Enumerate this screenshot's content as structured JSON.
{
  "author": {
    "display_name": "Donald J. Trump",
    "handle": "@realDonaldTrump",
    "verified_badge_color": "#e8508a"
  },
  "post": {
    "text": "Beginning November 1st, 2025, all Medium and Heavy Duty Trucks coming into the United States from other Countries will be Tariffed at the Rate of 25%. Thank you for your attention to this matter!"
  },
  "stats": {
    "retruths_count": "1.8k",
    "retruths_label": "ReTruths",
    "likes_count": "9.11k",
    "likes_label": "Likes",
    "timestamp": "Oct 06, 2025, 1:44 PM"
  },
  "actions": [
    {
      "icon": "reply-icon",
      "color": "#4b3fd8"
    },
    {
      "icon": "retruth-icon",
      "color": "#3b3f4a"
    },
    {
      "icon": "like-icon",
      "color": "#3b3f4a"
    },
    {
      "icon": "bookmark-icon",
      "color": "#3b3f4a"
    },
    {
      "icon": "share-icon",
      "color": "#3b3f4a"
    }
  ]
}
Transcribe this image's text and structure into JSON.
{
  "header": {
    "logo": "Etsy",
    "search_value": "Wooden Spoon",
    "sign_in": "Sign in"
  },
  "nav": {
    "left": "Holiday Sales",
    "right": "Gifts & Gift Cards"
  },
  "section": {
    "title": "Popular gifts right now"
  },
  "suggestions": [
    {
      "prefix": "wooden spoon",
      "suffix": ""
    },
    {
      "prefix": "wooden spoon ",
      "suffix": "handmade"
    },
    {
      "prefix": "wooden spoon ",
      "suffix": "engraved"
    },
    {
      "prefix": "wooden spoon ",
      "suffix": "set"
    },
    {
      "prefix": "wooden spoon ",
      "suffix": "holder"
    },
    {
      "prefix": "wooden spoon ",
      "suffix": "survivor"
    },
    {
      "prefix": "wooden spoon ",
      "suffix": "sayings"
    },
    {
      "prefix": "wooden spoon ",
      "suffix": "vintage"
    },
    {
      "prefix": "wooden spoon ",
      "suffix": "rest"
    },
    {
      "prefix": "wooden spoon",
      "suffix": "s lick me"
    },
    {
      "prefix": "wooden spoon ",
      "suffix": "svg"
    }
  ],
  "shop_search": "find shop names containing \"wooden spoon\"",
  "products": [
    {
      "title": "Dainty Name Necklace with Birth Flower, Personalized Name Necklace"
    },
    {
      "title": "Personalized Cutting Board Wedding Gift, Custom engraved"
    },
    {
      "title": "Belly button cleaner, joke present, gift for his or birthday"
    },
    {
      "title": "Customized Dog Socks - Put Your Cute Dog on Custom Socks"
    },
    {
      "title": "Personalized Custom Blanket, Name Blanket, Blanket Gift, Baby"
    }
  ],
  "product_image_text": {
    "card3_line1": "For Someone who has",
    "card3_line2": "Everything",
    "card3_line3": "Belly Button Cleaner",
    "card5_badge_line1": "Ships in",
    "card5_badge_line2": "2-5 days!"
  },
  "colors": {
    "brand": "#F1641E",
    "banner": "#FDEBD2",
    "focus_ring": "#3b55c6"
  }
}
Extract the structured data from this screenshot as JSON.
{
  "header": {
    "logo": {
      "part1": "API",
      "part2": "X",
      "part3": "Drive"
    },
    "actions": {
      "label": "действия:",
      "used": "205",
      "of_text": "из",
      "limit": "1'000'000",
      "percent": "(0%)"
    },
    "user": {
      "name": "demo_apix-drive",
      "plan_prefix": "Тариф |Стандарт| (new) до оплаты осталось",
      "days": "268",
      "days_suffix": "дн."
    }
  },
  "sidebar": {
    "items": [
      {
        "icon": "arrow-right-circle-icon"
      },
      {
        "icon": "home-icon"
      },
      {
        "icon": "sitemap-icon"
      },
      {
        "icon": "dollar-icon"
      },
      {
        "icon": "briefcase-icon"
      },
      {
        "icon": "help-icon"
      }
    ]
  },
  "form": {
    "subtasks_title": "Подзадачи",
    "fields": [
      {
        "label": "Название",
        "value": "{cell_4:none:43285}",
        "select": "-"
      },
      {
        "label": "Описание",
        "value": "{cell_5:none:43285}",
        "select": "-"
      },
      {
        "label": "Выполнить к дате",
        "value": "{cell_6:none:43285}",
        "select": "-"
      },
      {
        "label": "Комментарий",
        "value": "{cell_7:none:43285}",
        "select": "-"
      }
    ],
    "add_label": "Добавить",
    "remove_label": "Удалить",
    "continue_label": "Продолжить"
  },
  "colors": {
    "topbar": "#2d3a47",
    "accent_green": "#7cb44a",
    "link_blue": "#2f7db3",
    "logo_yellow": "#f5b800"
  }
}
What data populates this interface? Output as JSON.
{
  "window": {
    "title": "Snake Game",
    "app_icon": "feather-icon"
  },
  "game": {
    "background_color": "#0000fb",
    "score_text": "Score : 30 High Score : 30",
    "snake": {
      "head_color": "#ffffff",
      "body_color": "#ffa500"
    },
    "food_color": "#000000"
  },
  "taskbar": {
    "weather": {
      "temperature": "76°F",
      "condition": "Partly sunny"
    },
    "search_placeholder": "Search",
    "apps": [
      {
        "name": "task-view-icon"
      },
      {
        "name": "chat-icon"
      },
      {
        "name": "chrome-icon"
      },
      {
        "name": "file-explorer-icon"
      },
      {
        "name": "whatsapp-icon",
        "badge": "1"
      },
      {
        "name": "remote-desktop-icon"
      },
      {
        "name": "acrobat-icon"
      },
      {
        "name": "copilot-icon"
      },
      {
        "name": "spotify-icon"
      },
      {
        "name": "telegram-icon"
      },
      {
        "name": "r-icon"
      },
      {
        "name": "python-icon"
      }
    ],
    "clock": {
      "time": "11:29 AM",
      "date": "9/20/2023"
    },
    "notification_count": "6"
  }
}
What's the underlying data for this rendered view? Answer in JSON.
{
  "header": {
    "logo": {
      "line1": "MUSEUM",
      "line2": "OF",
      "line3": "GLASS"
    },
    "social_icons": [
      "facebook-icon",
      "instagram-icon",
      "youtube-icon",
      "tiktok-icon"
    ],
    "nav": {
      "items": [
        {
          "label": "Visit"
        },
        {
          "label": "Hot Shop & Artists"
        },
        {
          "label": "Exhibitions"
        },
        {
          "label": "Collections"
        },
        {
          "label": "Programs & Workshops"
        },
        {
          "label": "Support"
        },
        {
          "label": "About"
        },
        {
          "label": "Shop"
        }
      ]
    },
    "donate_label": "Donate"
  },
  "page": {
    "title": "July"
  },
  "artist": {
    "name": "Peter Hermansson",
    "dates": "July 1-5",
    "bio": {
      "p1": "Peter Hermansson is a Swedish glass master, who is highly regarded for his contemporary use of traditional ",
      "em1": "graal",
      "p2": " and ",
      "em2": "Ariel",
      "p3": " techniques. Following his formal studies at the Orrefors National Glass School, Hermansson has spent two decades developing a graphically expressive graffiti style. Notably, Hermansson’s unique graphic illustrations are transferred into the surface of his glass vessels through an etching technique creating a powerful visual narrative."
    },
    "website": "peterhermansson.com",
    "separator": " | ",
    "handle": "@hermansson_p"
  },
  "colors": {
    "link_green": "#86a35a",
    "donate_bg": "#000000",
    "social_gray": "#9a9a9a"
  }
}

○ ○ ○ ○ ○ ○ ○

Identify each line in the entries with the word "from" and copy it.

    "text": "Beginning November 1st, 2025, all Medium and Heavy Duty Trucks coming into the United States from other Countries will be Tariffed at the Rate of 25%. Thank you for your attention to this matter!"
Extract the structured data from this screenshot as JSON.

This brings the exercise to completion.